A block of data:
- - - - -
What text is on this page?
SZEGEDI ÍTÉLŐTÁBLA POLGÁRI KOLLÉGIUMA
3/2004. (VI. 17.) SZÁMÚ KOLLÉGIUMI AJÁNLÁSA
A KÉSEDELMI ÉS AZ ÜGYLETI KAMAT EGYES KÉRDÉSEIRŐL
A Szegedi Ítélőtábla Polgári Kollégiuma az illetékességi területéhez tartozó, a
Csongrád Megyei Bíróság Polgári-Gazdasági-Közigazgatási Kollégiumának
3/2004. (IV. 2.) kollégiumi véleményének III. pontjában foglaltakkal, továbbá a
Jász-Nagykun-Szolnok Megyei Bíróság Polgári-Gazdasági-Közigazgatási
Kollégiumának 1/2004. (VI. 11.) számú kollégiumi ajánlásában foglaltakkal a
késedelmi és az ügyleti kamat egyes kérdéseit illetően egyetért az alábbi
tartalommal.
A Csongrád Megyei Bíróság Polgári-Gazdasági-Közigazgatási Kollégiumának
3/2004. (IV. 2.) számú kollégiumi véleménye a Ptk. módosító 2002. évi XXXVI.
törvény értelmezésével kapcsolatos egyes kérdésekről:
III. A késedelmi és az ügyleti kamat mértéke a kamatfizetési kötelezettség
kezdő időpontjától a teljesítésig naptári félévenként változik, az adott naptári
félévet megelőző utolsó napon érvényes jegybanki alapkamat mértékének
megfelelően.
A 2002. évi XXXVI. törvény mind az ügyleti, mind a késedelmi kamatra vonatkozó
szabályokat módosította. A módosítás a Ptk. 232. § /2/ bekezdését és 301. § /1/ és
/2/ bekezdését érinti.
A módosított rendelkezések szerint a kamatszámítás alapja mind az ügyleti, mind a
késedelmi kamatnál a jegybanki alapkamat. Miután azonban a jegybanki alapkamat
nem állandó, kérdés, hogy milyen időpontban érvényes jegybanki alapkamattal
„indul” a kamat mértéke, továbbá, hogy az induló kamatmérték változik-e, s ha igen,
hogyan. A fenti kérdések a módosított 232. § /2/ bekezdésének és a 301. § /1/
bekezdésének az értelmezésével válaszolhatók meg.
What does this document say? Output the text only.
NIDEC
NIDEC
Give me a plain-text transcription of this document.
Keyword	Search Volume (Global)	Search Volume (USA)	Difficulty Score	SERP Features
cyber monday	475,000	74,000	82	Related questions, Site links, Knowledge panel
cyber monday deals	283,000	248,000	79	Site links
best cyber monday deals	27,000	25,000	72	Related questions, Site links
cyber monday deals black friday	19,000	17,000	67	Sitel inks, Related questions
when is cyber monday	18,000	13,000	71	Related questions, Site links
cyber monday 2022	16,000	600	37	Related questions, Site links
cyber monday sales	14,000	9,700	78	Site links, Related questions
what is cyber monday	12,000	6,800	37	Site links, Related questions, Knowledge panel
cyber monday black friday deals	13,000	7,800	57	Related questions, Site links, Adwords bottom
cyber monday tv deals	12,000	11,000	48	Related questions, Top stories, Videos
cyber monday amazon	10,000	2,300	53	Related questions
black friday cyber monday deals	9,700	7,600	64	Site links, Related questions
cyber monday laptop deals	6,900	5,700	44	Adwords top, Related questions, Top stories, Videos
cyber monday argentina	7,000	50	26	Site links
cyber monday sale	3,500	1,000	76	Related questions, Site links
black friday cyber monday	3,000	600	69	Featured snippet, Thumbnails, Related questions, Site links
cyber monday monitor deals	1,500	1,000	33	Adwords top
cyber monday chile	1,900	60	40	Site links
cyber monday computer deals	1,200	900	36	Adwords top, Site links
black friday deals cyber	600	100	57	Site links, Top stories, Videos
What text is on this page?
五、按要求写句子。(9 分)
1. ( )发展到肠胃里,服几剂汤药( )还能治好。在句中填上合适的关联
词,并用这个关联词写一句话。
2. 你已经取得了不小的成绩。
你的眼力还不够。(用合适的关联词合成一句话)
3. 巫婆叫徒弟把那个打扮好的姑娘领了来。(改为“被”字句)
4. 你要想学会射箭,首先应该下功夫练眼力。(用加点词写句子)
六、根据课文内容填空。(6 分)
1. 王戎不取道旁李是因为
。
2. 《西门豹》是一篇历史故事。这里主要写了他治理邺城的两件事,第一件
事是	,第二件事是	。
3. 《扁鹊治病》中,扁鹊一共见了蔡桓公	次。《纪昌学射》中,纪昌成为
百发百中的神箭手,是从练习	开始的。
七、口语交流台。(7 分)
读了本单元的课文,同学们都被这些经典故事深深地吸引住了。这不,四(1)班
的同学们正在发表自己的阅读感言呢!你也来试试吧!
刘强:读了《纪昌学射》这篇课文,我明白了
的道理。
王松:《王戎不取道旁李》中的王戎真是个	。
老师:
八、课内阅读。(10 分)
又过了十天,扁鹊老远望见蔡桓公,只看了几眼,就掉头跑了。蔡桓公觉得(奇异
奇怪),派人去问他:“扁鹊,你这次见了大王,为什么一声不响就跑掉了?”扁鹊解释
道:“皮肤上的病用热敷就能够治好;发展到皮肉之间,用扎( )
- - - - -
# Exercise goal
Filter the records above and return every line that holds the word "this".

# Solution to the exercise
What text is on this page?
What does this document say? Output the text only.
Give me a plain-text transcription of this document.
What text is on this page?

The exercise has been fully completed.